• **PROMPT**
Keep only the lines that hold the string "level", filtering out the rest of the entries below.

• **RECORDS SHOWN**
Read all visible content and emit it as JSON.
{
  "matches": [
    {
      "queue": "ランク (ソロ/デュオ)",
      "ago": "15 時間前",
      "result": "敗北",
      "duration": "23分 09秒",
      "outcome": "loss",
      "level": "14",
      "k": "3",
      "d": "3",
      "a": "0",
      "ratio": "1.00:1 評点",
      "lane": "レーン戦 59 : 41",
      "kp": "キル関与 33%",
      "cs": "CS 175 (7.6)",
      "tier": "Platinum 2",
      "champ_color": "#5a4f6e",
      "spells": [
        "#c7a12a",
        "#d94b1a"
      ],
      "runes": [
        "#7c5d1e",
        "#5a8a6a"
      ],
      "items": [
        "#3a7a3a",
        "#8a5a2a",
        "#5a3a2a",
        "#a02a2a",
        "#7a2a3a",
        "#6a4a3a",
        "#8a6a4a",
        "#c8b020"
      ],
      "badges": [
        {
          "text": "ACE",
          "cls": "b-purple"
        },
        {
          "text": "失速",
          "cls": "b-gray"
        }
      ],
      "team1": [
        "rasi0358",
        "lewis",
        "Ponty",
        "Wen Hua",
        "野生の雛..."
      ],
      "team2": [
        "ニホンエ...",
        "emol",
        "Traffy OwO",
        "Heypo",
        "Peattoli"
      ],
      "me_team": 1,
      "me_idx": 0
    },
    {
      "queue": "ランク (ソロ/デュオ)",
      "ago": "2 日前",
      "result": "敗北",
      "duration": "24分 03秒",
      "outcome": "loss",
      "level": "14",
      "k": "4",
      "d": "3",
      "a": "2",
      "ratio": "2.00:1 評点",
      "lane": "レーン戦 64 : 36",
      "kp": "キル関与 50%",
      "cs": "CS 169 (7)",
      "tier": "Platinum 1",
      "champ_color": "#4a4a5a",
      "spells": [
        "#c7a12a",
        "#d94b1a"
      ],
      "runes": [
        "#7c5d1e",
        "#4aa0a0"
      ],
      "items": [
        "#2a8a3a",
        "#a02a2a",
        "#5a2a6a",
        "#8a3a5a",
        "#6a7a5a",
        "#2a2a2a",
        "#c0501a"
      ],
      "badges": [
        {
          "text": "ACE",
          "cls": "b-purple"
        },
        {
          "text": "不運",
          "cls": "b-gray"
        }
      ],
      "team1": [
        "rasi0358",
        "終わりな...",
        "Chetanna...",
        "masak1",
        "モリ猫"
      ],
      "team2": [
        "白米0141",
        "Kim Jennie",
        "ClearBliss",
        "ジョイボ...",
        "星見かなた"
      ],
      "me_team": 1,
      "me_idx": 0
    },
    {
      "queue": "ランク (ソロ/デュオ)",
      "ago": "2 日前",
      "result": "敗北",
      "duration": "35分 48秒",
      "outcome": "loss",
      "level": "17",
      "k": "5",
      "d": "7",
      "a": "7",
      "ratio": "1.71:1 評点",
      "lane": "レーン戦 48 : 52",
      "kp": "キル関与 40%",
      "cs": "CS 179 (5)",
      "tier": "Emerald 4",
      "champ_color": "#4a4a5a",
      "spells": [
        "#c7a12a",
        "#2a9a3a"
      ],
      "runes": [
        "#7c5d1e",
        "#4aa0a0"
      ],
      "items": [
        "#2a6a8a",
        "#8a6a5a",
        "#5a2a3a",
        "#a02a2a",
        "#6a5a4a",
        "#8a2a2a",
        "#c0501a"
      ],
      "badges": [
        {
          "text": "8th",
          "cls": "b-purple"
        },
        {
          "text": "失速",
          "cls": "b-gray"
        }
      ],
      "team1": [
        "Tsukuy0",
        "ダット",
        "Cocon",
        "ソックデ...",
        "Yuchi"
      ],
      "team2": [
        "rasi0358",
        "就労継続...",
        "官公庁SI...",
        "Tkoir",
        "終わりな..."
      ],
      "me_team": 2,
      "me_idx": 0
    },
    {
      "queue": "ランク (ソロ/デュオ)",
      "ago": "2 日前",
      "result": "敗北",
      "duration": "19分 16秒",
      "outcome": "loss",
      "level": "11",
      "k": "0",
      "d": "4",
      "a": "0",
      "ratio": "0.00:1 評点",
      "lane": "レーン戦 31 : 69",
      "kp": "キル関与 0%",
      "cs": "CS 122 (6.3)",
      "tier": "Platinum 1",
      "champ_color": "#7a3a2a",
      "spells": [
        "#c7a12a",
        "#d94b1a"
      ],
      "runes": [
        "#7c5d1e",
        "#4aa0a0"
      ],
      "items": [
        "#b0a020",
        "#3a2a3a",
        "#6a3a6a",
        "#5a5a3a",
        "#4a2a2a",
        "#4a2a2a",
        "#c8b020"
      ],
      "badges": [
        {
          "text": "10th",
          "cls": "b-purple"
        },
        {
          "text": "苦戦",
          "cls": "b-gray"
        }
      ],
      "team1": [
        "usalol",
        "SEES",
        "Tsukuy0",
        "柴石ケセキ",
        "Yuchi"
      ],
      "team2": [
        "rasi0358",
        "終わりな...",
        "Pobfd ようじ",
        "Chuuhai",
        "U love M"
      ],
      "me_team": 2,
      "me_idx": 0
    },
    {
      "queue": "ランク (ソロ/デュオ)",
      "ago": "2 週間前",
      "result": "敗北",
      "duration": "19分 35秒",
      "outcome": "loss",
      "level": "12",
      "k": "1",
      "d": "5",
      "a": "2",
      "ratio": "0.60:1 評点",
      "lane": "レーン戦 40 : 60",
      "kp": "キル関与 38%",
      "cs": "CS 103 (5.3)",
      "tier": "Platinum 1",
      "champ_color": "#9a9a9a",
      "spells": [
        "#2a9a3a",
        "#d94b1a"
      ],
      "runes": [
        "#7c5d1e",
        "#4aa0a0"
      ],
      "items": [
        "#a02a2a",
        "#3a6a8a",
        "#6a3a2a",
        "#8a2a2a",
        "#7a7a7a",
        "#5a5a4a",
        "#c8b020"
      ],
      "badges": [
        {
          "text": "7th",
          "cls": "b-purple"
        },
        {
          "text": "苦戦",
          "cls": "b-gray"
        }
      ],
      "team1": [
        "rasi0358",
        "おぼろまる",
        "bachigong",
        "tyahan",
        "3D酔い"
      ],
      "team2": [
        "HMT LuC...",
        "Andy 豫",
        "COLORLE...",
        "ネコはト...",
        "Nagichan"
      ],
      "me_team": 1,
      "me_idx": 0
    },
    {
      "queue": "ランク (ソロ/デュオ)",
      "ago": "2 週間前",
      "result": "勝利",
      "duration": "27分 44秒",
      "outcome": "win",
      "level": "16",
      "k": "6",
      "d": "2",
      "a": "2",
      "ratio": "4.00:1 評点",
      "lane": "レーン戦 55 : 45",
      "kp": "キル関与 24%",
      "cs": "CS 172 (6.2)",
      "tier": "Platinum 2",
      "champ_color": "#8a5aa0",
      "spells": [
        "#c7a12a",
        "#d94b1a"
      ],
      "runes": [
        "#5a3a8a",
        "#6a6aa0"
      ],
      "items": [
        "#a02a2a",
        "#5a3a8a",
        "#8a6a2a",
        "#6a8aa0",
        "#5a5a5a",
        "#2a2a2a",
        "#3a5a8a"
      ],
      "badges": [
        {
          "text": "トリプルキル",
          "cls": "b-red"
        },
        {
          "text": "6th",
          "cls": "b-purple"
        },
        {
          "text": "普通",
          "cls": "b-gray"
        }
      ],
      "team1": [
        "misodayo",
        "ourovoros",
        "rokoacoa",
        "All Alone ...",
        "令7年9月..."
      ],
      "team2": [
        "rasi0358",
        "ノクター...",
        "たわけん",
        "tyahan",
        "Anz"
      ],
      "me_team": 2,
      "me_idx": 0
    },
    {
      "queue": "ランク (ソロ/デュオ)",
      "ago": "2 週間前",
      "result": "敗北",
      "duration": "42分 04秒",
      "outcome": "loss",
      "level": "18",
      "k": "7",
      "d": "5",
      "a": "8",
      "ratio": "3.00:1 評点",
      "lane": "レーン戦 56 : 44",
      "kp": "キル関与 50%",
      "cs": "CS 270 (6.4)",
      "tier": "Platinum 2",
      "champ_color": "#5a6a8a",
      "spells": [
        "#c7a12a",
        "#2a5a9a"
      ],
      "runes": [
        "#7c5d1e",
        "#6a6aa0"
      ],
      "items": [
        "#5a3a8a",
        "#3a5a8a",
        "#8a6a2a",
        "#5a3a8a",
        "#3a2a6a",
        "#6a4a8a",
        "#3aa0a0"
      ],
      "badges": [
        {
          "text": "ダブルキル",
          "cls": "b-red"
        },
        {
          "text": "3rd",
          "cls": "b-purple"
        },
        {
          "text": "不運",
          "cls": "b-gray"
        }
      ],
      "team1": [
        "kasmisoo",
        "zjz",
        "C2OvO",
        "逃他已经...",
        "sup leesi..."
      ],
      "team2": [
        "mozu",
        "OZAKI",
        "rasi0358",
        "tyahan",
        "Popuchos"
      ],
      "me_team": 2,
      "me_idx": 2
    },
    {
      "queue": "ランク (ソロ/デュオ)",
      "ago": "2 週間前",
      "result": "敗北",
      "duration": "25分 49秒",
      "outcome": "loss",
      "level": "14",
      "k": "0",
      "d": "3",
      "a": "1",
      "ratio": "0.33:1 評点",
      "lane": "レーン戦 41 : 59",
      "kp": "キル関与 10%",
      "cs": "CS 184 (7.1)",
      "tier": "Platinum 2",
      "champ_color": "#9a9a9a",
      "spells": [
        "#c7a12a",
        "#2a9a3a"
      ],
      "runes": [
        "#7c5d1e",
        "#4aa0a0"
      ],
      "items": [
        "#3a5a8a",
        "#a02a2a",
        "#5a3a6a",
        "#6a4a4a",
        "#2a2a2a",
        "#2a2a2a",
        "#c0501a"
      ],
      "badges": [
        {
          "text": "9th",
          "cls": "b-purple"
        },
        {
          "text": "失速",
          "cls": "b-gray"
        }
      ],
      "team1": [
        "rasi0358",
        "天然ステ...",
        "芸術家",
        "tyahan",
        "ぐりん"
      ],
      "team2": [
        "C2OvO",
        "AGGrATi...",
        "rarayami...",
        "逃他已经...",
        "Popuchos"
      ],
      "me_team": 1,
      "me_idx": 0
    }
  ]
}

• **FINISHED TASK**
      "level": "14",
      "level": "14",
      "level": "17",
      "level": "11",
      "level": "12",
      "level": "16",
      "level": "18",
      "level": "14",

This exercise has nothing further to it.